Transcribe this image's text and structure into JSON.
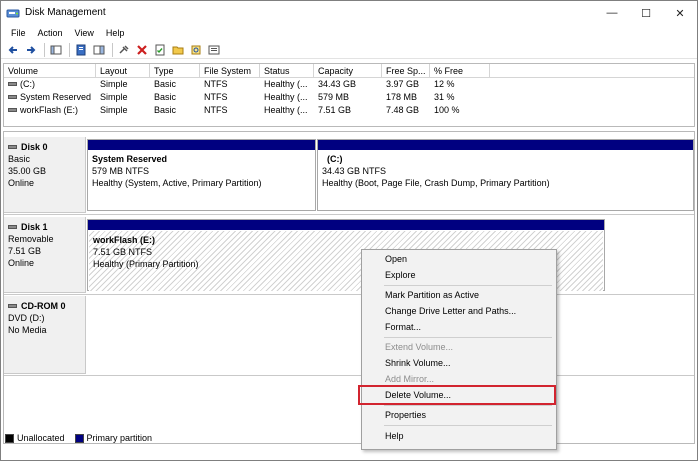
{
  "window": {
    "title": "Disk Management",
    "minimize": "—",
    "maximize": "☐",
    "close": "✕"
  },
  "menu": [
    "File",
    "Action",
    "View",
    "Help"
  ],
  "volume_list": {
    "columns": [
      "Volume",
      "Layout",
      "Type",
      "File System",
      "Status",
      "Capacity",
      "Free Sp...",
      "% Free"
    ],
    "rows": [
      [
        "(C:)",
        "Simple",
        "Basic",
        "NTFS",
        "Healthy (...",
        "34.43 GB",
        "3.97 GB",
        "12 %"
      ],
      [
        "System Reserved",
        "Simple",
        "Basic",
        "NTFS",
        "Healthy (...",
        "579 MB",
        "178 MB",
        "31 %"
      ],
      [
        "workFlash (E:)",
        "Simple",
        "Basic",
        "NTFS",
        "Healthy (...",
        "7.51 GB",
        "7.48 GB",
        "100 %"
      ]
    ]
  },
  "disks": [
    {
      "name": "Disk 0",
      "type": "Basic",
      "size": "35.00 GB",
      "status": "Online",
      "partitions": [
        {
          "name": "System Reserved",
          "fs": "579 MB NTFS",
          "health": "Healthy (System, Active, Primary Partition)"
        },
        {
          "name": "(C:)",
          "fs": "34.43 GB NTFS",
          "health": "Healthy (Boot, Page File, Crash Dump, Primary Partition)"
        }
      ]
    },
    {
      "name": "Disk 1",
      "type": "Removable",
      "size": "7.51 GB",
      "status": "Online",
      "partitions": [
        {
          "name": "workFlash  (E:)",
          "fs": "7.51 GB NTFS",
          "health": "Healthy (Primary Partition)"
        }
      ]
    },
    {
      "name": "CD-ROM 0",
      "type": "DVD (D:)",
      "size": "",
      "status": "No Media",
      "partitions": []
    }
  ],
  "legend": [
    {
      "label": "Unallocated",
      "color": "#000000"
    },
    {
      "label": "Primary partition",
      "color": "#000080"
    }
  ],
  "context_menu": {
    "items": [
      {
        "label": "Open",
        "enabled": true
      },
      {
        "label": "Explore",
        "enabled": true
      },
      {
        "label": "Mark Partition as Active",
        "enabled": true
      },
      {
        "label": "Change Drive Letter and Paths...",
        "enabled": true
      },
      {
        "label": "Format...",
        "enabled": true
      },
      {
        "label": "Extend Volume...",
        "enabled": false
      },
      {
        "label": "Shrink Volume...",
        "enabled": true
      },
      {
        "label": "Add Mirror...",
        "enabled": false
      },
      {
        "label": "Delete Volume...",
        "enabled": true,
        "highlighted": true
      },
      {
        "label": "Properties",
        "enabled": true
      },
      {
        "label": "Help",
        "enabled": true
      }
    ]
  },
  "colors": {
    "primary_partition": "#000080",
    "highlight_box": "#d2242f"
  }
}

** Exercise brief **
Restate each entry word for word, please, but drop any images it holds.

** Complete answer **
Transcribe this image's text and structure into JSON.
{
  "window": {
    "title": "Disk Management",
    "minimize": "—",
    "maximize": "☐",
    "close": "✕"
  },
  "menu": [
    "File",
    "Action",
    "View",
    "Help"
  ],
  "volume_list": {
    "columns": [
      "Volume",
      "Layout",
      "Type",
      "File System",
      "Status",
      "Capacity",
      "Free Sp...",
      "% Free"
    ],
    "rows": [
      [
        "(C:)",
        "Simple",
        "Basic",
        "NTFS",
        "Healthy (...",
        "34.43 GB",
        "3.97 GB",
        "12 %"
      ],
      [
        "System Reserved",
        "Simple",
        "Basic",
        "NTFS",
        "Healthy (...",
        "579 MB",
        "178 MB",
        "31 %"
      ],
      [
        "workFlash (E:)",
        "Simple",
        "Basic",
        "NTFS",
        "Healthy (...",
        "7.51 GB",
        "7.48 GB",
        "100 %"
      ]
    ]
  },
  "disks": [
    {
      "name": "Disk 0",
      "type": "Basic",
      "size": "35.00 GB",
      "status": "Online",
      "partitions": [
        {
          "name": "System Reserved",
          "fs": "579 MB NTFS",
          "health": "Healthy (System, Active, Primary Partition)"
        },
        {
          "name": "(C:)",
          "fs": "34.43 GB NTFS",
          "health": "Healthy (Boot, Page File, Crash Dump, Primary Partition)"
        }
      ]
    },
    {
      "name": "Disk 1",
      "type": "Removable",
      "size": "7.51 GB",
      "status": "Online",
      "partitions": [
        {
          "name": "workFlash  (E:)",
          "fs": "7.51 GB NTFS",
          "health": "Healthy (Primary Partition)"
        }
      ]
    },
    {
      "name": "CD-ROM 0",
      "type": "DVD (D:)",
      "size": "",
      "status": "No Media",
      "partitions": []
    }
  ],
  "legend": [
    {
      "label": "Unallocated",
      "color": "#000000"
    },
    {
      "label": "Primary partition",
      "color": "#000080"
    }
  ],
  "context_menu": {
    "items": [
      {
        "label": "Open",
        "enabled": true
      },
      {
        "label": "Explore",
        "enabled": true
      },
      {
        "label": "Mark Partition as Active",
        "enabled": true
      },
      {
        "label": "Change Drive Letter and Paths...",
        "enabled": true
      },
      {
        "label": "Format...",
        "enabled": true
      },
      {
        "label": "Extend Volume...",
        "enabled": false
      },
      {
        "label": "Shrink Volume...",
        "enabled": true
      },
      {
        "label": "Add Mirror...",
        "enabled": false
      },
      {
        "label": "Delete Volume...",
        "enabled": true,
        "highlighted": true
      },
      {
        "label": "Properties",
        "enabled": true
      },
      {
        "label": "Help",
        "enabled": true
      }
    ]
  },
  "colors": {
    "primary_partition": "#000080",
    "highlight_box": "#d2242f"
  }
}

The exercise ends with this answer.